### Exercise details:
Count how many lines contain the word "Bearish". Please give only the number.

### Given records:
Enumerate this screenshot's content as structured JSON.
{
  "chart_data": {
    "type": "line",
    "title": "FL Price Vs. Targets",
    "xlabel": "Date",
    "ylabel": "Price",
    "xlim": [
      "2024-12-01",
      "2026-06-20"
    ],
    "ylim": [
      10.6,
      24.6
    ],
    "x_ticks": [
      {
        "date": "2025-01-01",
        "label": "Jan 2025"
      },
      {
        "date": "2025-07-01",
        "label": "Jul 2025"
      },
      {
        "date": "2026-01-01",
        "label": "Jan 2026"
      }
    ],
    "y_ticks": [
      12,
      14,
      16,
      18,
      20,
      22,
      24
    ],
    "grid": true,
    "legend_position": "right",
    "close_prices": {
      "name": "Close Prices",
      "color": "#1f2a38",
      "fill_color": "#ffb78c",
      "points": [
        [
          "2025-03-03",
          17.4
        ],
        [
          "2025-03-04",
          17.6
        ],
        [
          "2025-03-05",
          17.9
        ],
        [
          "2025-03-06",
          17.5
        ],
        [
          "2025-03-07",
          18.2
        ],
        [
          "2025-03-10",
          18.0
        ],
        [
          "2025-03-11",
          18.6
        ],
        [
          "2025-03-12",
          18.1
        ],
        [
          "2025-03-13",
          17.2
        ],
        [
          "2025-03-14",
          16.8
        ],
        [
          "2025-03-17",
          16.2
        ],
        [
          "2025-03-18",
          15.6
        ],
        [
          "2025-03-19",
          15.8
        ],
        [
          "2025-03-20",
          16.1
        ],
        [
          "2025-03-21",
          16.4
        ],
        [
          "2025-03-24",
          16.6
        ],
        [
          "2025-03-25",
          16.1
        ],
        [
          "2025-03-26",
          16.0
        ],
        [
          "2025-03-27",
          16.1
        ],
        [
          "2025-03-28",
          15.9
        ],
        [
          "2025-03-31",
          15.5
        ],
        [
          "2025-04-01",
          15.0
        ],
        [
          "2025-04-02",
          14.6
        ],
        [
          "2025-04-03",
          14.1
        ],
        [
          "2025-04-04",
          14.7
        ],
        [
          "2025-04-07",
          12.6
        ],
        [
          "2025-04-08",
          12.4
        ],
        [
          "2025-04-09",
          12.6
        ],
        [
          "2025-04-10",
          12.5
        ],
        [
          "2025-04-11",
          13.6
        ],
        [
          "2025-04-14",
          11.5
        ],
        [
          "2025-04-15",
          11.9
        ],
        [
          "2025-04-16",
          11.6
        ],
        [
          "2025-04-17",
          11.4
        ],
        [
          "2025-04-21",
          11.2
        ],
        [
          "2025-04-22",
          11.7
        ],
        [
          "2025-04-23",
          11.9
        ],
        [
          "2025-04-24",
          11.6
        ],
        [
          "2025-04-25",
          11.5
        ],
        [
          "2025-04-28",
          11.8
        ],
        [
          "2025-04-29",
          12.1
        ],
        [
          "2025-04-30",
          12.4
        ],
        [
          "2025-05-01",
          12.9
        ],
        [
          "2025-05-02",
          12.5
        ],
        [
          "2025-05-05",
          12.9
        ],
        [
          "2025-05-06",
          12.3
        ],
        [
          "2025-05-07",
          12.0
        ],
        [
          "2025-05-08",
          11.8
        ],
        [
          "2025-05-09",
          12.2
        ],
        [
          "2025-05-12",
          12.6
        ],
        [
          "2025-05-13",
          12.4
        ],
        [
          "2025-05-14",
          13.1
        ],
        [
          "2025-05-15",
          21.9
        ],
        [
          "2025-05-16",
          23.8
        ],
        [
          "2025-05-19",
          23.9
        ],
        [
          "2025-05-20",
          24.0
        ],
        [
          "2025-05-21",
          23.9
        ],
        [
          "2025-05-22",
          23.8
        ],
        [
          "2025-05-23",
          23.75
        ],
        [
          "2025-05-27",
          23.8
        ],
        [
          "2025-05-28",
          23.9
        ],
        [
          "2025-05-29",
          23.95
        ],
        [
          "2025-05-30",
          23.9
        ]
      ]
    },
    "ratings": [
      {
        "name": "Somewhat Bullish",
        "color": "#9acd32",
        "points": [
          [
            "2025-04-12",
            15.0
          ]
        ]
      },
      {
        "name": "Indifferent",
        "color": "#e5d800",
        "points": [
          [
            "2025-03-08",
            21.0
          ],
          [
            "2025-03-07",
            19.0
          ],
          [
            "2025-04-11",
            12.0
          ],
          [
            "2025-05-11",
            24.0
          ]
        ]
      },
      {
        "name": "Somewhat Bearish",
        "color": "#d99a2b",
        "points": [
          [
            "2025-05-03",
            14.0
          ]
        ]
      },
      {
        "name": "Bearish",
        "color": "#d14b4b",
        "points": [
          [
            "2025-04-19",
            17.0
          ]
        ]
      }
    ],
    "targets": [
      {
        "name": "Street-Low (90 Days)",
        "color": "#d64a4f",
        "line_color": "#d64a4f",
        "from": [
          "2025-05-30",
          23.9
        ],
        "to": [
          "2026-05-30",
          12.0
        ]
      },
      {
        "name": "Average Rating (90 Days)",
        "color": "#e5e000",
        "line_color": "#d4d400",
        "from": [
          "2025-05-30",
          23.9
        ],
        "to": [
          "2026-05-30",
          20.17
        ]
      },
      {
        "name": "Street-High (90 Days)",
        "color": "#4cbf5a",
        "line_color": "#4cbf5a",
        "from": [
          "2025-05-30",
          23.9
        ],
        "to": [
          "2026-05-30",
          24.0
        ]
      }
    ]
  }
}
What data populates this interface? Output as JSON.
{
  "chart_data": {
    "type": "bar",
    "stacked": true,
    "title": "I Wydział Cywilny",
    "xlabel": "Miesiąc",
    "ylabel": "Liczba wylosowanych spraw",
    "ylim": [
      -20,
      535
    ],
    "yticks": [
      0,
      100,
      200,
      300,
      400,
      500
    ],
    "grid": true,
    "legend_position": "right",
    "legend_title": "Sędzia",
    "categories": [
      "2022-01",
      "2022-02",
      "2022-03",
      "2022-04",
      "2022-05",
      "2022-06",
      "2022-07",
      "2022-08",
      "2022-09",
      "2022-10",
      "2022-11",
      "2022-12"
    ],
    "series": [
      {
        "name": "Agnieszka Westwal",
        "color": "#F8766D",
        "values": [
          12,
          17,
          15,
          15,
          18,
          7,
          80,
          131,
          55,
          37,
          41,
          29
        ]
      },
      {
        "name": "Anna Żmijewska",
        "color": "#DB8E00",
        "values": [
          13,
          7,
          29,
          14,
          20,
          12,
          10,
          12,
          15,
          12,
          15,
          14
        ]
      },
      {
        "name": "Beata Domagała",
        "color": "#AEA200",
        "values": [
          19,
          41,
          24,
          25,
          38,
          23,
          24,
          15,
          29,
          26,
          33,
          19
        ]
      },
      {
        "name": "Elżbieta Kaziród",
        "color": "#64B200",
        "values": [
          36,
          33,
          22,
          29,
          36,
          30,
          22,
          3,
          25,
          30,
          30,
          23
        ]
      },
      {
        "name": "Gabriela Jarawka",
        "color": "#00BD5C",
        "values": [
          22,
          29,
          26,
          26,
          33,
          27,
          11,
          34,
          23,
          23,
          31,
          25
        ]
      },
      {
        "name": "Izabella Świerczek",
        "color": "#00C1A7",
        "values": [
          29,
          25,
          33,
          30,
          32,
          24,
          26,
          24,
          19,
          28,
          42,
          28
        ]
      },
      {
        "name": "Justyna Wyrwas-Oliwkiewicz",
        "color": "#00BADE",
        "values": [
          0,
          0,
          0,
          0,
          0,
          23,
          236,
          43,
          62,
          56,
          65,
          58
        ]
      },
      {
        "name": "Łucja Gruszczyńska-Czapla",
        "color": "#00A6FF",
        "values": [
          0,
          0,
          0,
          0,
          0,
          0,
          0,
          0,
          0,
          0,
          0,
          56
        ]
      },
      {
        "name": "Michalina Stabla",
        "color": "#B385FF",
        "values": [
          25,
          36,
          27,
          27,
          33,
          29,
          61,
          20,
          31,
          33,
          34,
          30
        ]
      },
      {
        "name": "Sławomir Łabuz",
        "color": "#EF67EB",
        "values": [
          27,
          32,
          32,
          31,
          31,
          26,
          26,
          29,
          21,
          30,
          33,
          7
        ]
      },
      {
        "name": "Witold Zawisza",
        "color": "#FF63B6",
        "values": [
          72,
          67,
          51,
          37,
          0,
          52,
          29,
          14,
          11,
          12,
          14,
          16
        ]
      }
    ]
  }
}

### Written answer:
2